**Aim:**
Read the listing and extract each line that includes the word "quelques".
============================================================
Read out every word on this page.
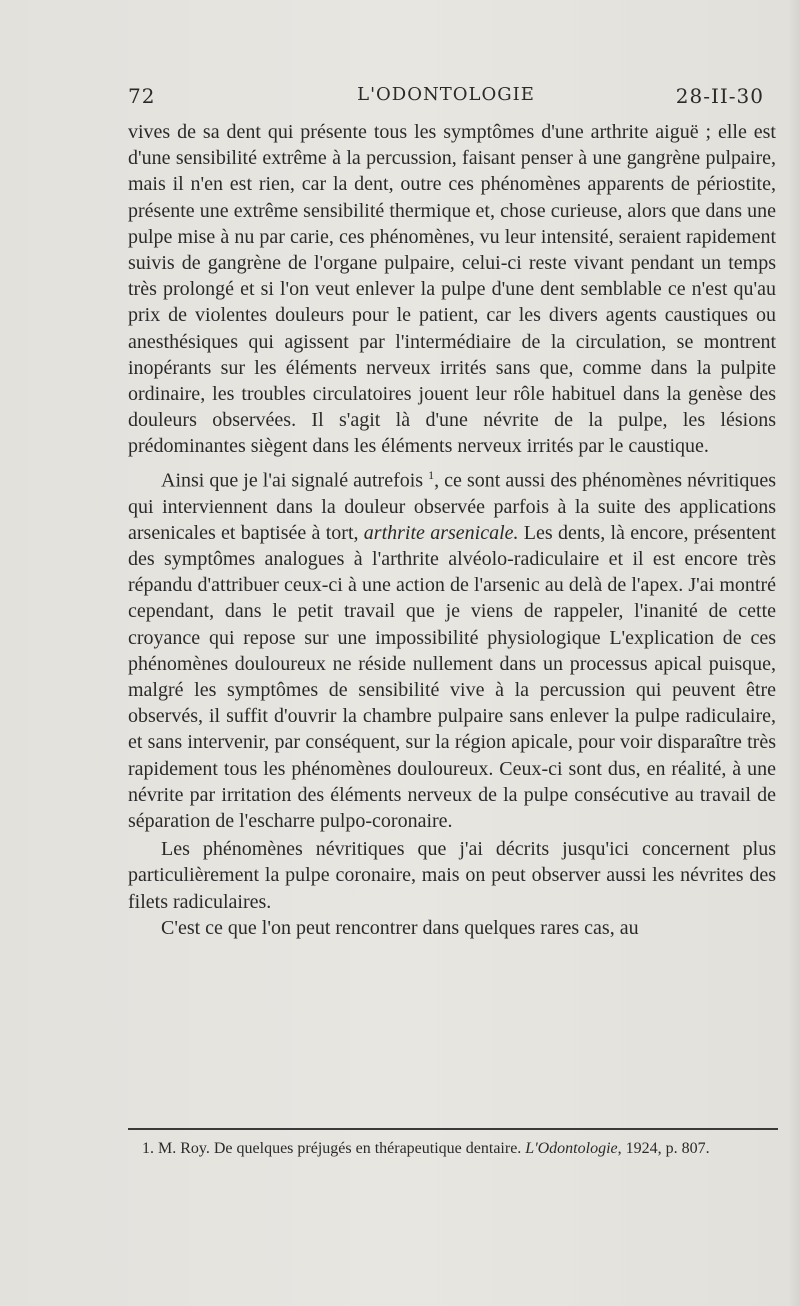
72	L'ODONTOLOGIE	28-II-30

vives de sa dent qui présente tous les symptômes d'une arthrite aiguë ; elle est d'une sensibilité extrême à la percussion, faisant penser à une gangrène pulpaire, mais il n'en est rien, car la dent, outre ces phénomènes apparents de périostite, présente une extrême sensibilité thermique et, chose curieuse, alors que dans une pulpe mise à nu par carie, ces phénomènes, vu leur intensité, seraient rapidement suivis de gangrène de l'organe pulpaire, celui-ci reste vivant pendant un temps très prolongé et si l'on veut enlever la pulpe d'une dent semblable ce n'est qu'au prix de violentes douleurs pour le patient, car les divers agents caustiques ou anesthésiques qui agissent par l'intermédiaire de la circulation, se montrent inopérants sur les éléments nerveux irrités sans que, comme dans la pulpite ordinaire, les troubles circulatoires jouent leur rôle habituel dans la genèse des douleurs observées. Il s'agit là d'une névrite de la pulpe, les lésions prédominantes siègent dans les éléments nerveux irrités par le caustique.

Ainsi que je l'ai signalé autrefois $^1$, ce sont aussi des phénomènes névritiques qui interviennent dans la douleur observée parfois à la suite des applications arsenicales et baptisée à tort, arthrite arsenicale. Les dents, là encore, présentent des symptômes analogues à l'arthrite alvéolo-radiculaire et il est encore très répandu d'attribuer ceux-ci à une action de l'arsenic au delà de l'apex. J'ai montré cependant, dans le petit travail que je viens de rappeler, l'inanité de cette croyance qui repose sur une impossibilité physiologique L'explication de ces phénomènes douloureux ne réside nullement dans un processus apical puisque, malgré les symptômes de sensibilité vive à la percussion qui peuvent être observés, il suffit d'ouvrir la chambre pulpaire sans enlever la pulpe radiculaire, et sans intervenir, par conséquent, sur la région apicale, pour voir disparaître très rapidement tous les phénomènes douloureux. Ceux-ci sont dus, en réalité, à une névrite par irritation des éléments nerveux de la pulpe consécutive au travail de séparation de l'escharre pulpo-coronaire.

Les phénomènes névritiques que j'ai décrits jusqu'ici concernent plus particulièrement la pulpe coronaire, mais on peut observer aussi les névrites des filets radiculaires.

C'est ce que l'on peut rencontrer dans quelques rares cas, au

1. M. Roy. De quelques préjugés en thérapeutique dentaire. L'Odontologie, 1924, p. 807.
============================================================
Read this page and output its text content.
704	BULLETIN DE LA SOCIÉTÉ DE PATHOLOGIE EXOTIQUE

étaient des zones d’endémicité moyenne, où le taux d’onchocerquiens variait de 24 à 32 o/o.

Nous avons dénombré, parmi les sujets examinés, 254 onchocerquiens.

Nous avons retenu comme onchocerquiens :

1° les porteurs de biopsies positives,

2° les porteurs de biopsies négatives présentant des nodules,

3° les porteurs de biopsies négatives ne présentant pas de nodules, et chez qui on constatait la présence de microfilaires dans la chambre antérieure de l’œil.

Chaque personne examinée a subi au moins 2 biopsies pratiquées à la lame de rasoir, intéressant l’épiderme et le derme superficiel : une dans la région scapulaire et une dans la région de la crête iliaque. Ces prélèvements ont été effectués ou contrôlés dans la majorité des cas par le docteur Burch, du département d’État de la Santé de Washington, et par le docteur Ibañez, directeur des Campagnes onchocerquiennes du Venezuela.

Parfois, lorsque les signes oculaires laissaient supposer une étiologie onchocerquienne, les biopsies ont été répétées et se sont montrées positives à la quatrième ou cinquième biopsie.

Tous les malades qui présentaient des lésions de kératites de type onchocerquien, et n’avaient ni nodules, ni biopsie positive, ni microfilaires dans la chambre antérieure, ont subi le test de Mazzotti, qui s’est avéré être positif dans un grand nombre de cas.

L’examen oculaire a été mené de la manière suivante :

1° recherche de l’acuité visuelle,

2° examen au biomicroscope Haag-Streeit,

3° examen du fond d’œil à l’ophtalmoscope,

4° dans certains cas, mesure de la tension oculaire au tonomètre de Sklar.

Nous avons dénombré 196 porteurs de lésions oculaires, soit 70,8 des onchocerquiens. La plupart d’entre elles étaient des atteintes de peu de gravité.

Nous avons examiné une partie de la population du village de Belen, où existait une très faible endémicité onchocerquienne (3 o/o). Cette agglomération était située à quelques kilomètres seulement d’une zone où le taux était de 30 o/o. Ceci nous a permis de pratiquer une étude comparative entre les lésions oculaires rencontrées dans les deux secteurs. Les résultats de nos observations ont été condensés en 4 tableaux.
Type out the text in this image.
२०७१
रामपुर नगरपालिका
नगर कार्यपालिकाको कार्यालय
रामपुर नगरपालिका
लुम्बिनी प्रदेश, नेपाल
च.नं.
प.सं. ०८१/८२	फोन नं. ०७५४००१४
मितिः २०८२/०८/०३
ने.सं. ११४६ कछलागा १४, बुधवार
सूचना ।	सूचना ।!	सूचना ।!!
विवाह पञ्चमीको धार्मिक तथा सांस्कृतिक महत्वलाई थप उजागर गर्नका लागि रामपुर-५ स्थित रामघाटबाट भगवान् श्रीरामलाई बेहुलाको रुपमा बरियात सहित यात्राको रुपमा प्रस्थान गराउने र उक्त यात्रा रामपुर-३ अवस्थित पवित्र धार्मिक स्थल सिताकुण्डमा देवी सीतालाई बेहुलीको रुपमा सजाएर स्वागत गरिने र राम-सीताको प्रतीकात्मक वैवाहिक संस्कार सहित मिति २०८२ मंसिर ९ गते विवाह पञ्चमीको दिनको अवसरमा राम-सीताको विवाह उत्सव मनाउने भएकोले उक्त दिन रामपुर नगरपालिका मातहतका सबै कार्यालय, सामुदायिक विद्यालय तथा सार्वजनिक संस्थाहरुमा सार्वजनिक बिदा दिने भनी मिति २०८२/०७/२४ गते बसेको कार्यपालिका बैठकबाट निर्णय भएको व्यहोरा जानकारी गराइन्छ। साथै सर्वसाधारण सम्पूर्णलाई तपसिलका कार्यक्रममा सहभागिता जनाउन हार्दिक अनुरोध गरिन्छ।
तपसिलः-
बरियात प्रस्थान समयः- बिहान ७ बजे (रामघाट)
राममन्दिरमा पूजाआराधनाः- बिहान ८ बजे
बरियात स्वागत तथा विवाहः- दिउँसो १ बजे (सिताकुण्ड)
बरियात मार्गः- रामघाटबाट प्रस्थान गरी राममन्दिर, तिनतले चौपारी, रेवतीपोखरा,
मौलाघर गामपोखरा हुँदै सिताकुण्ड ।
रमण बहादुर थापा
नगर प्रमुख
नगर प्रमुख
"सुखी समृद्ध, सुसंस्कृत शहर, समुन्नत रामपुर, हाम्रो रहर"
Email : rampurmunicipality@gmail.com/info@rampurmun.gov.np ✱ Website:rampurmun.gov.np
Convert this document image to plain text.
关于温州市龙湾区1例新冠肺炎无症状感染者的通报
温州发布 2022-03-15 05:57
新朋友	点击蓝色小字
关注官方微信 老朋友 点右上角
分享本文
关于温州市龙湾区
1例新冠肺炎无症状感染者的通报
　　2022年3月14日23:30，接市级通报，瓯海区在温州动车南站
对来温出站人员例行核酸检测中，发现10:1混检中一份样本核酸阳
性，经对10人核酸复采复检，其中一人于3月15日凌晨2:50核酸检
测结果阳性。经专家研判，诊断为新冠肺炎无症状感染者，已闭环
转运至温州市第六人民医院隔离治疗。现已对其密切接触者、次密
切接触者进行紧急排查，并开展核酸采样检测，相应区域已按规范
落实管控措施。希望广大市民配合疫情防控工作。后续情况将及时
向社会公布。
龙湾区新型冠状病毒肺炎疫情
============================================================
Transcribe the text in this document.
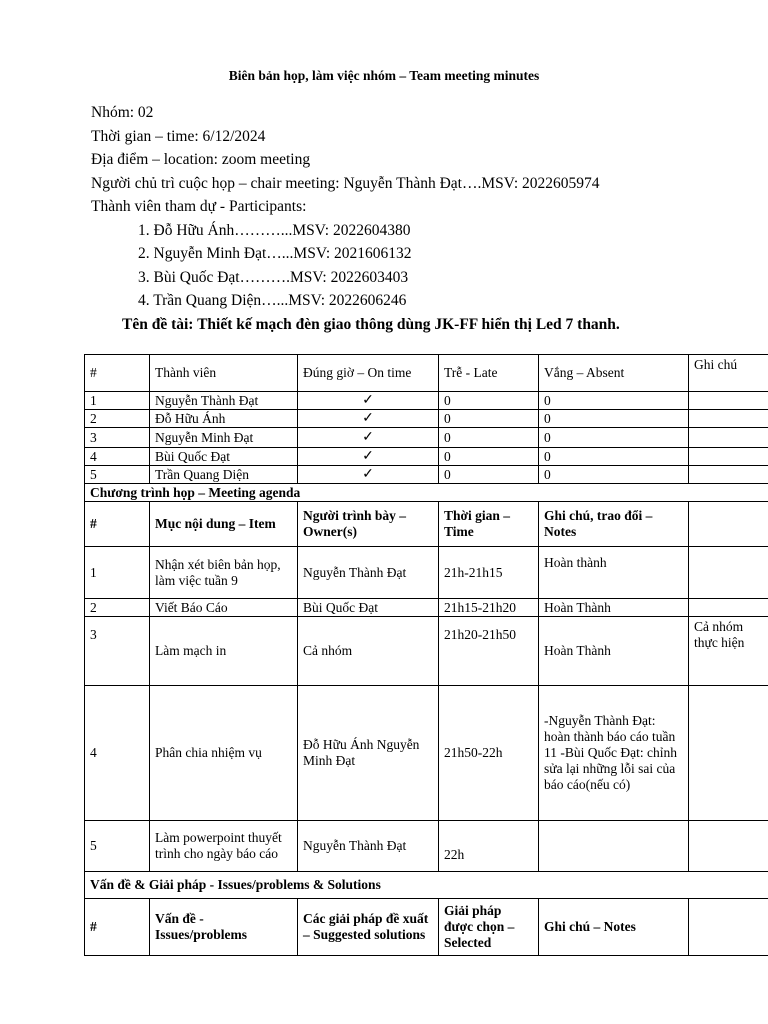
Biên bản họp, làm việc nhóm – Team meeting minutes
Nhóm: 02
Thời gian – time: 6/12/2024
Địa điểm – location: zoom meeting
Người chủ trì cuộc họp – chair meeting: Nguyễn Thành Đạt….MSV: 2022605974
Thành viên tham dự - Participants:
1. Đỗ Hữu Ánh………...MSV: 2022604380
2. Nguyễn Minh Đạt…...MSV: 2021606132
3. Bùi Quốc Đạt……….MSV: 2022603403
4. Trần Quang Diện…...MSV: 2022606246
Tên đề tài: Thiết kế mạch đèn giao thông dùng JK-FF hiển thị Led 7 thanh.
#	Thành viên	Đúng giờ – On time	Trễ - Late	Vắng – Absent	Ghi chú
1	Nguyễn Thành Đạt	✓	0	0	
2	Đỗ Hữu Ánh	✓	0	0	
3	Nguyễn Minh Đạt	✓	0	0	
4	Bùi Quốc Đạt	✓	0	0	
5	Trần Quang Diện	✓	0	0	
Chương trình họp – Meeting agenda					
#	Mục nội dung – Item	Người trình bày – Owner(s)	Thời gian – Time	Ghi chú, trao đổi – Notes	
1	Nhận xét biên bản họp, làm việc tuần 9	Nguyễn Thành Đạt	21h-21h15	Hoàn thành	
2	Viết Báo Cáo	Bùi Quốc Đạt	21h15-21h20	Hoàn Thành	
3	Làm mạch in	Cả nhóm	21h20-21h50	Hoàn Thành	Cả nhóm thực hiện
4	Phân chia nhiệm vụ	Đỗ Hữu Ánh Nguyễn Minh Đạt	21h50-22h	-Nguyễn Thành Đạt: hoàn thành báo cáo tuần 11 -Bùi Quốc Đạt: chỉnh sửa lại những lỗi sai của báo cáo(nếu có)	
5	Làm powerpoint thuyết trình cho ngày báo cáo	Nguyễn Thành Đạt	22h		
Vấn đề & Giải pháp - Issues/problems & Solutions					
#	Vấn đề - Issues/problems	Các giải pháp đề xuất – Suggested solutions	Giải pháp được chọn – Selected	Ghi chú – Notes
============================================================
**Problem solution:**
C'est ce que l'on peut rencontrer dans quelques rares cas, au
1. M. Roy. De quelques préjugés en thérapeutique dentaire. L'Odontologie, 1924, p. 807.
Nous avons examiné une partie de la population du village de Belen, où existait une très faible endémicité onchocerquienne (3 o/o). Cette agglomération était située à quelques kilomètres seulement d’une zone où le taux était de 30 o/o. Ceci nous a permis de pratiquer une étude comparative entre les lésions oculaires rencontrées dans les deux secteurs. Les résultats de nos observations ont été condensés en 4 tableaux.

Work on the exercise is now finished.